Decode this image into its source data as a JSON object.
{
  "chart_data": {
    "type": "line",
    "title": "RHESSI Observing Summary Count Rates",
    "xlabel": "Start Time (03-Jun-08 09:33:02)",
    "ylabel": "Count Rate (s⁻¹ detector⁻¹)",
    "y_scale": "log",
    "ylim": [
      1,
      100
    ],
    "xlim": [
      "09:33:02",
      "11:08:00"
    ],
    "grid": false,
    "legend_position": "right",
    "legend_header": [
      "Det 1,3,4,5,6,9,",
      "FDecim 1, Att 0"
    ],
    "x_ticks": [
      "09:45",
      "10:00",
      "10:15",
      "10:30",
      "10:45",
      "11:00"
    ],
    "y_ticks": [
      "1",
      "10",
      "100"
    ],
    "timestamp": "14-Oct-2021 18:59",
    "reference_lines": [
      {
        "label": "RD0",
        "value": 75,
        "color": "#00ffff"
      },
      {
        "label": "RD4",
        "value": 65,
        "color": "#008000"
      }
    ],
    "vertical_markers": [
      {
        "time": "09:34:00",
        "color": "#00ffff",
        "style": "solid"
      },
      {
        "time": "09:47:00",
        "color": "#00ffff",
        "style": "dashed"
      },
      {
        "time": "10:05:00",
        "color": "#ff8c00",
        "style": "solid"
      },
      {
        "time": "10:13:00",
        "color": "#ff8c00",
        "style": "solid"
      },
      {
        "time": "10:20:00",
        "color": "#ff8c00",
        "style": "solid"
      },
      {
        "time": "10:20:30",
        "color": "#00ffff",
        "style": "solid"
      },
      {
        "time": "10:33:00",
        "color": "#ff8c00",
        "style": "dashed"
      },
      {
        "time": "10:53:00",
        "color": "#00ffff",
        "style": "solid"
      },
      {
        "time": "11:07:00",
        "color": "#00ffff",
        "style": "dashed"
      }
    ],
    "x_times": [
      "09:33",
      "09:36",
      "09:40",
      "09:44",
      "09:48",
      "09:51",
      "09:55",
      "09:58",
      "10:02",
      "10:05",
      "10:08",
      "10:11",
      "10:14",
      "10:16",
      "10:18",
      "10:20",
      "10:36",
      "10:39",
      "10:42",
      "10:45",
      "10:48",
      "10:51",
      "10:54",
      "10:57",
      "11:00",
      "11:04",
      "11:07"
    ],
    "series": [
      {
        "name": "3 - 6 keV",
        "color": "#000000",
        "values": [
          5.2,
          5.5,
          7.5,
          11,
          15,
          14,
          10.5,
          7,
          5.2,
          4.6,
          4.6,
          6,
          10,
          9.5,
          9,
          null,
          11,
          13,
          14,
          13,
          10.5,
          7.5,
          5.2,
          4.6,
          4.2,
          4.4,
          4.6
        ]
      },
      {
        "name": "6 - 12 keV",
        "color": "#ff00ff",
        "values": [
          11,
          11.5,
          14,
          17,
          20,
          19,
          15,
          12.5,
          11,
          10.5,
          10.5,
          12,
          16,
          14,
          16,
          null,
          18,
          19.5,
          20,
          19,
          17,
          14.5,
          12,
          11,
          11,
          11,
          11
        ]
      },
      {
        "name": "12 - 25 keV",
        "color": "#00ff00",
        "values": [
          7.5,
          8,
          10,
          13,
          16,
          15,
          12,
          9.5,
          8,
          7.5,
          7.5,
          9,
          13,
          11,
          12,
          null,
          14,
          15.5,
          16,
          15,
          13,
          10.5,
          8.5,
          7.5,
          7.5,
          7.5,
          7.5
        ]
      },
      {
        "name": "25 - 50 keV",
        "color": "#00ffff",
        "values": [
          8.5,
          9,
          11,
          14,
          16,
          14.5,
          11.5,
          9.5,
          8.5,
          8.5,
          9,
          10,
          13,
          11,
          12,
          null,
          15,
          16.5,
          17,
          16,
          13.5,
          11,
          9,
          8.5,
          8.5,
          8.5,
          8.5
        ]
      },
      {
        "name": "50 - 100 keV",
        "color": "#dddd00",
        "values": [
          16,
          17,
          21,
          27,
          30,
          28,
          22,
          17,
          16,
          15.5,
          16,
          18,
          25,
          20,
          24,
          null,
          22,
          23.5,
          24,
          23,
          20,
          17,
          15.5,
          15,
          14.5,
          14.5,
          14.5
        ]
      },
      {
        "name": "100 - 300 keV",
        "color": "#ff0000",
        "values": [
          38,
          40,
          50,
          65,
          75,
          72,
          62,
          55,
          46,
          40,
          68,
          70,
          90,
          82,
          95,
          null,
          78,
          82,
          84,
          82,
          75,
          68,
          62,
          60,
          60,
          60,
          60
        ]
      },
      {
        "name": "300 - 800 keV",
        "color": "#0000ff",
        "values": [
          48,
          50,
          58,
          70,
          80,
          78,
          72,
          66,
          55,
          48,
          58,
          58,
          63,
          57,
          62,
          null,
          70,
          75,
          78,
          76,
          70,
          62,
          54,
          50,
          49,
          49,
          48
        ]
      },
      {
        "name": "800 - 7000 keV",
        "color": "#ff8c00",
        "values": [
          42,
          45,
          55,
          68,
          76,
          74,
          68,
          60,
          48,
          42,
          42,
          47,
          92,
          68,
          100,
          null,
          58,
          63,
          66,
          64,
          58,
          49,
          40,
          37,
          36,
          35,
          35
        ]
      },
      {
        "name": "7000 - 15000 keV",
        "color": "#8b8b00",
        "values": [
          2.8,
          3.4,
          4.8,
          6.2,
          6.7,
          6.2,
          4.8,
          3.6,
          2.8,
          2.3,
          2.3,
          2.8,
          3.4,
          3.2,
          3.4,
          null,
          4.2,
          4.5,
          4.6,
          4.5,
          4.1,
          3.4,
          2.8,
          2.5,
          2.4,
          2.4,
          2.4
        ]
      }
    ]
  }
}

============

__Instructions for the task__. Nothing in the listing may be changed; retype it all exactly.

__Written solution__.
Decode this image into its source data as a JSON object.
{
  "chart_data": {
    "type": "line",
    "title": "RHESSI Observing Summary Count Rates",
    "xlabel": "Start Time (03-Jun-08 09:33:02)",
    "ylabel": "Count Rate (s⁻¹ detector⁻¹)",
    "y_scale": "log",
    "ylim": [
      1,
      100
    ],
    "xlim": [
      "09:33:02",
      "11:08:00"
    ],
    "grid": false,
    "legend_position": "right",
    "legend_header": [
      "Det 1,3,4,5,6,9,",
      "FDecim 1, Att 0"
    ],
    "x_ticks": [
      "09:45",
      "10:00",
      "10:15",
      "10:30",
      "10:45",
      "11:00"
    ],
    "y_ticks": [
      "1",
      "10",
      "100"
    ],
    "timestamp": "14-Oct-2021 18:59",
    "reference_lines": [
      {
        "label": "RD0",
        "value": 75,
        "color": "#00ffff"
      },
      {
        "label": "RD4",
        "value": 65,
        "color": "#008000"
      }
    ],
    "vertical_markers": [
      {
        "time": "09:34:00",
        "color": "#00ffff",
        "style": "solid"
      },
      {
        "time": "09:47:00",
        "color": "#00ffff",
        "style": "dashed"
      },
      {
        "time": "10:05:00",
        "color": "#ff8c00",
        "style": "solid"
      },
      {
        "time": "10:13:00",
        "color": "#ff8c00",
        "style": "solid"
      },
      {
        "time": "10:20:00",
        "color": "#ff8c00",
        "style": "solid"
      },
      {
        "time": "10:20:30",
        "color": "#00ffff",
        "style": "solid"
      },
      {
        "time": "10:33:00",
        "color": "#ff8c00",
        "style": "dashed"
      },
      {
        "time": "10:53:00",
        "color": "#00ffff",
        "style": "solid"
      },
      {
        "time": "11:07:00",
        "color": "#00ffff",
        "style": "dashed"
      }
    ],
    "x_times": [
      "09:33",
      "09:36",
      "09:40",
      "09:44",
      "09:48",
      "09:51",
      "09:55",
      "09:58",
      "10:02",
      "10:05",
      "10:08",
      "10:11",
      "10:14",
      "10:16",
      "10:18",
      "10:20",
      "10:36",
      "10:39",
      "10:42",
      "10:45",
      "10:48",
      "10:51",
      "10:54",
      "10:57",
      "11:00",
      "11:04",
      "11:07"
    ],
    "series": [
      {
        "name": "3 - 6 keV",
        "color": "#000000",
        "values": [
          5.2,
          5.5,
          7.5,
          11,
          15,
          14,
          10.5,
          7,
          5.2,
          4.6,
          4.6,
          6,
          10,
          9.5,
          9,
          null,
          11,
          13,
          14,
          13,
          10.5,
          7.5,
          5.2,
          4.6,
          4.2,
          4.4,
          4.6
        ]
      },
      {
        "name": "6 - 12 keV",
        "color": "#ff00ff",
        "values": [
          11,
          11.5,
          14,
          17,
          20,
          19,
          15,
          12.5,
          11,
          10.5,
          10.5,
          12,
          16,
          14,
          16,
          null,
          18,
          19.5,
          20,
          19,
          17,
          14.5,
          12,
          11,
          11,
          11,
          11
        ]
      },
      {
        "name": "12 - 25 keV",
        "color": "#00ff00",
        "values": [
          7.5,
          8,
          10,
          13,
          16,
          15,
          12,
          9.5,
          8,
          7.5,
          7.5,
          9,
          13,
          11,
          12,
          null,
          14,
          15.5,
          16,
          15,
          13,
          10.5,
          8.5,
          7.5,
          7.5,
          7.5,
          7.5
        ]
      },
      {
        "name": "25 - 50 keV",
        "color": "#00ffff",
        "values": [
          8.5,
          9,
          11,
          14,
          16,
          14.5,
          11.5,
          9.5,
          8.5,
          8.5,
          9,
          10,
          13,
          11,
          12,
          null,
          15,
          16.5,
          17,
          16,
          13.5,
          11,
          9,
          8.5,
          8.5,
          8.5,
          8.5
        ]
      },
      {
        "name": "50 - 100 keV",
        "color": "#dddd00",
        "values": [
          16,
          17,
          21,
          27,
          30,
          28,
          22,
          17,
          16,
          15.5,
          16,
          18,
          25,
          20,
          24,
          null,
          22,
          23.5,
          24,
          23,
          20,
          17,
          15.5,
          15,
          14.5,
          14.5,
          14.5
        ]
      },
      {
        "name": "100 - 300 keV",
        "color": "#ff0000",
        "values": [
          38,
          40,
          50,
          65,
          75,
          72,
          62,
          55,
          46,
          40,
          68,
          70,
          90,
          82,
          95,
          null,
          78,
          82,
          84,
          82,
          75,
          68,
          62,
          60,
          60,
          60,
          60
        ]
      },
      {
        "name": "300 - 800 keV",
        "color": "#0000ff",
        "values": [
          48,
          50,
          58,
          70,
          80,
          78,
          72,
          66,
          55,
          48,
          58,
          58,
          63,
          57,
          62,
          null,
          70,
          75,
          78,
          76,
          70,
          62,
          54,
          50,
          49,
          49,
          48
        ]
      },
      {
        "name": "800 - 7000 keV",
        "color": "#ff8c00",
        "values": [
          42,
          45,
          55,
          68,
          76,
          74,
          68,
          60,
          48,
          42,
          42,
          47,
          92,
          68,
          100,
          null,
          58,
          63,
          66,
          64,
          58,
          49,
          40,
          37,
          36,
          35,
          35
        ]
      },
      {
        "name": "7000 - 15000 keV",
        "color": "#8b8b00",
        "values": [
          2.8,
          3.4,
          4.8,
          6.2,
          6.7,
          6.2,
          4.8,
          3.6,
          2.8,
          2.3,
          2.3,
          2.8,
          3.4,
          3.2,
          3.4,
          null,
          4.2,
          4.5,
          4.6,
          4.5,
          4.1,
          3.4,
          2.8,
          2.5,
          2.4,
          2.4,
          2.4
        ]
      }
    ]
  }
}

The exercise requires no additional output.